Reproduce every record below exactly as written, leaving out any pictures.

>>>

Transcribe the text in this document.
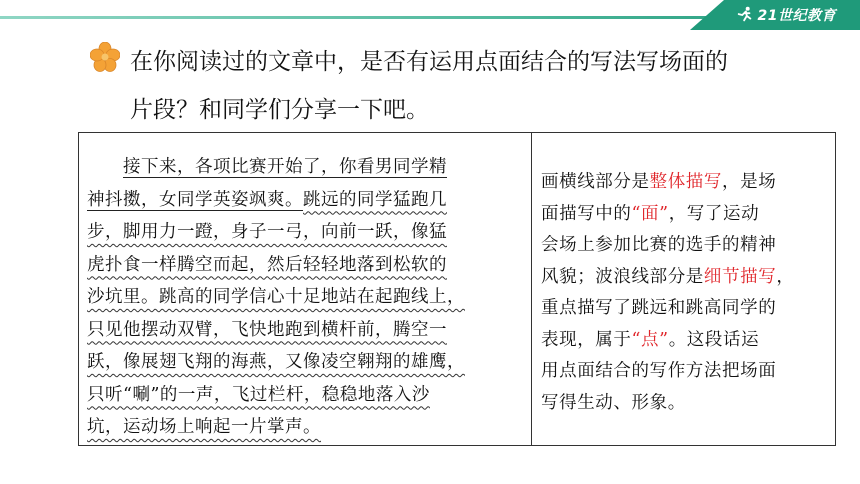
21世纪教育
在你阅读过的文章中，是否有运用点面结合的写法写场面的
片段？和同学们分享一下吧。
接下来，各项比赛开始了，你看男同学精
神抖擞，女同学英姿飒爽。跳远的同学猛跑几
步，脚用力一蹬，身子一弓，向前一跃，像猛
虎扑食一样腾空而起，然后轻轻地落到松软的
沙坑里。跳高的同学信心十足地站在起跑线上，
只见他摆动双臂，飞快地跑到横杆前，腾空一
跃，像展翅飞翔的海燕，又像凌空翱翔的雄鹰，
只听“唰”的一声，飞过栏杆，稳稳地落入沙
坑，运动场上响起一片掌声。
画横线部分是整体描写，是场
面描写中的“面”，写了运动
会场上参加比赛的选手的精神
风貌；波浪线部分是细节描写，
重点描写了跳远和跳高同学的
表现，属于“点”。这段话运
用点面结合的写作方法把场面
写得生动、形象。
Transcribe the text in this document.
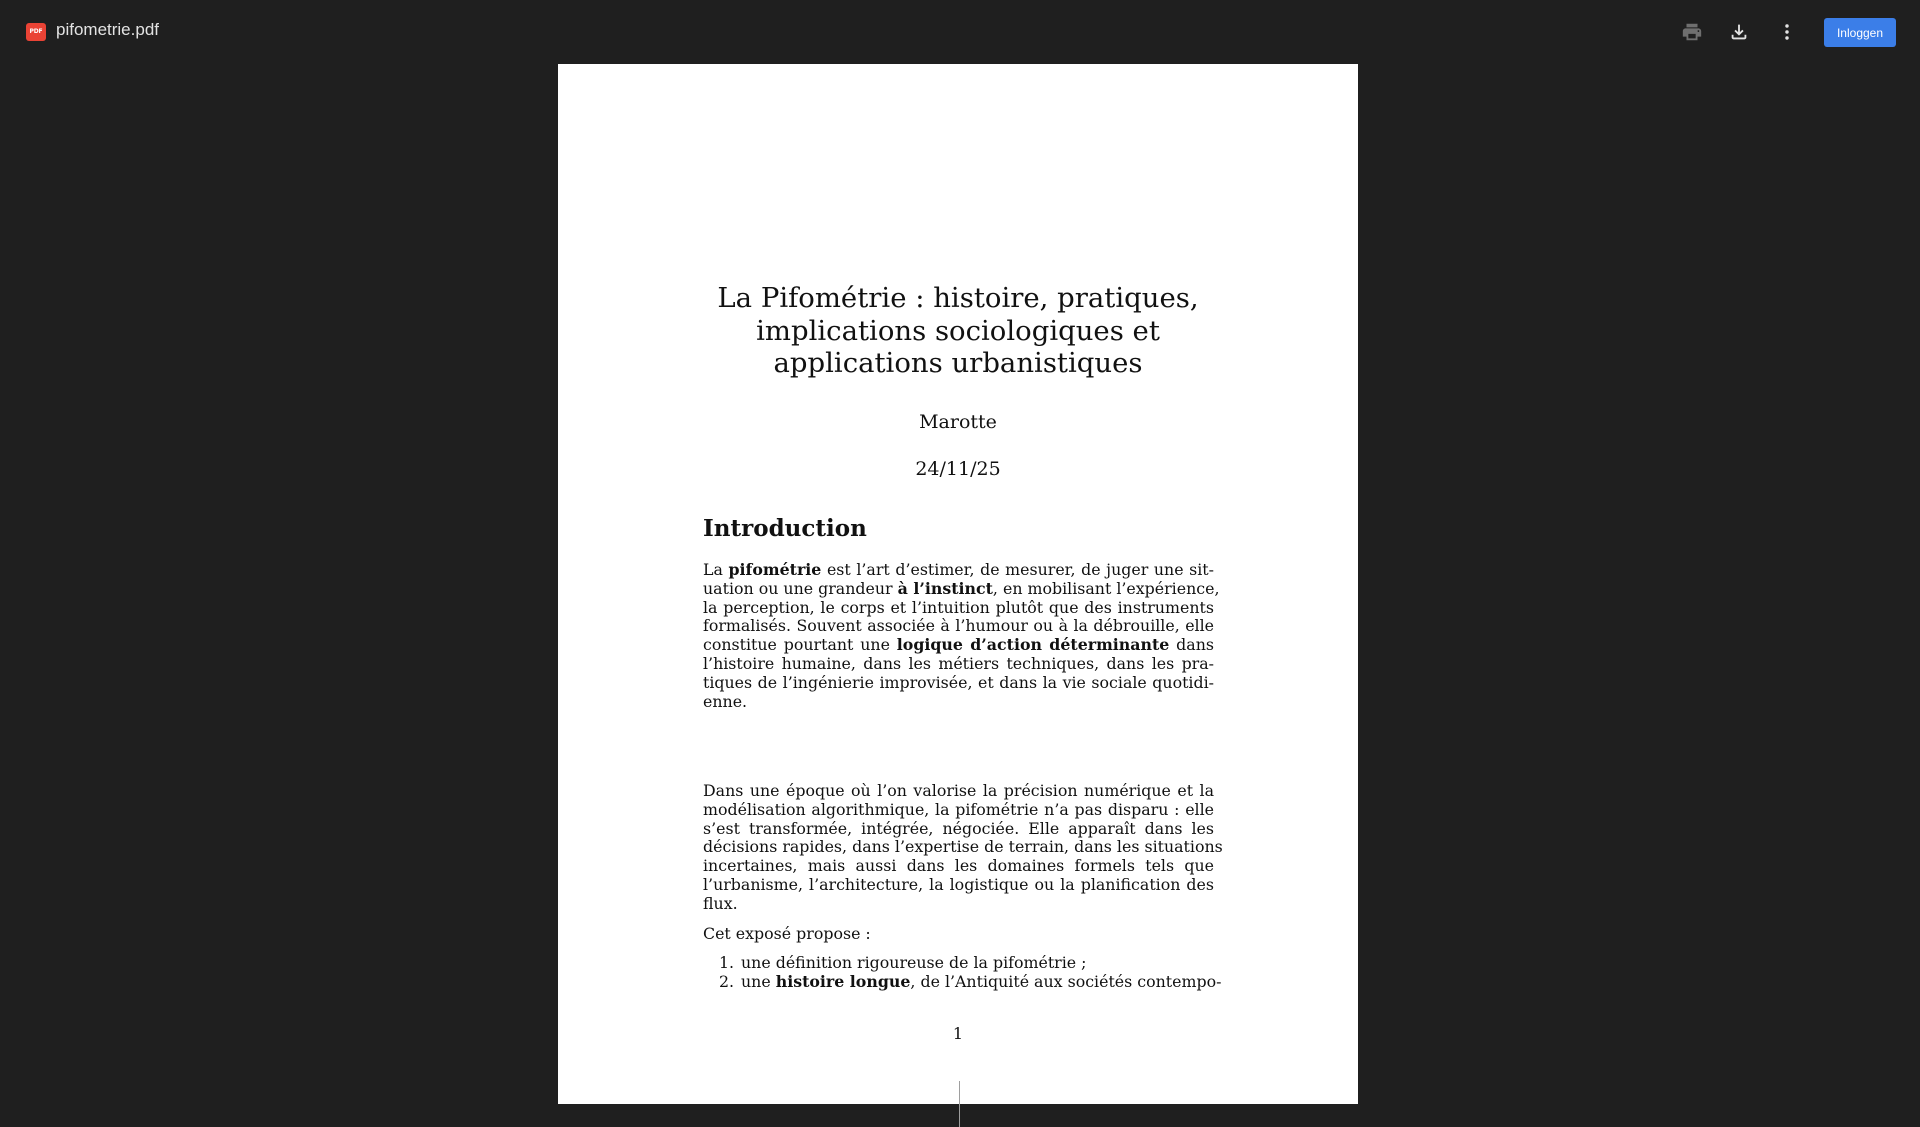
PDF pifometrie.pdf	Inloggen
La Pifométrie : histoire, pratiques,
implications sociologiques et
applications urbanistiques
Marotte
24/11/25
Introduction
La pifométrie est l’art d’estimer, de mesurer, de juger une sit-
uation ou une grandeur à l’instinct, en mobilisant l’expérience,
la perception, le corps et l’intuition plutôt que des instruments
formalisés. Souvent associée à l’humour ou à la débrouille, elle
constitue pourtant une logique d’action déterminante dans
l’histoire humaine, dans les métiers techniques, dans les pra-
tiques de l’ingénierie improvisée, et dans la vie sociale quotidi-
enne.
Dans une époque où l’on valorise la précision numérique et la
modélisation algorithmique, la pifométrie n’a pas disparu : elle
s’est transformée, intégrée, négociée. Elle apparaît dans les
décisions rapides, dans l’expertise de terrain, dans les situations
incertaines, mais aussi dans les domaines formels tels que
l’urbanisme, l’architecture, la logistique ou la planification des
flux.
Cet exposé propose :
1. une définition rigoureuse de la pifométrie ;
2. une histoire longue, de l’Antiquité aux sociétés contempo-
1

<<<

■ RESPONSE FOR THIS EXERCISE ■
Transcribe the text in this document.
21世纪教育
在你阅读过的文章中，是否有运用点面结合的写法写场面的
片段？和同学们分享一下吧。
接下来，各项比赛开始了，你看男同学精
神抖擞，女同学英姿飒爽。跳远的同学猛跑几
步，脚用力一蹬，身子一弓，向前一跃，像猛
虎扑食一样腾空而起，然后轻轻地落到松软的
沙坑里。跳高的同学信心十足地站在起跑线上，
只见他摆动双臂，飞快地跑到横杆前，腾空一
跃，像展翅飞翔的海燕，又像凌空翱翔的雄鹰，
只听“唰”的一声，飞过栏杆，稳稳地落入沙
坑，运动场上响起一片掌声。
画横线部分是整体描写，是场
面描写中的“面”，写了运动
会场上参加比赛的选手的精神
风貌；波浪线部分是细节描写，
重点描写了跳远和跳高同学的
表现，属于“点”。这段话运
用点面结合的写作方法把场面
写得生动、形象。
Transcribe the text in this document.
PDF pifometrie.pdf	Inloggen
La Pifométrie : histoire, pratiques,
implications sociologiques et
applications urbanistiques
Marotte
24/11/25
Introduction
La pifométrie est l’art d’estimer, de mesurer, de juger une sit-
uation ou une grandeur à l’instinct, en mobilisant l’expérience,
la perception, le corps et l’intuition plutôt que des instruments
formalisés. Souvent associée à l’humour ou à la débrouille, elle
constitue pourtant une logique d’action déterminante dans
l’histoire humaine, dans les métiers techniques, dans les pra-
tiques de l’ingénierie improvisée, et dans la vie sociale quotidi-
enne.
Dans une époque où l’on valorise la précision numérique et la
modélisation algorithmique, la pifométrie n’a pas disparu : elle
s’est transformée, intégrée, négociée. Elle apparaît dans les
décisions rapides, dans l’expertise de terrain, dans les situations
incertaines, mais aussi dans les domaines formels tels que
l’urbanisme, l’architecture, la logistique ou la planification des
flux.
Cet exposé propose :
1. une définition rigoureuse de la pifométrie ;
2. une histoire longue, de l’Antiquité aux sociétés contempo-
1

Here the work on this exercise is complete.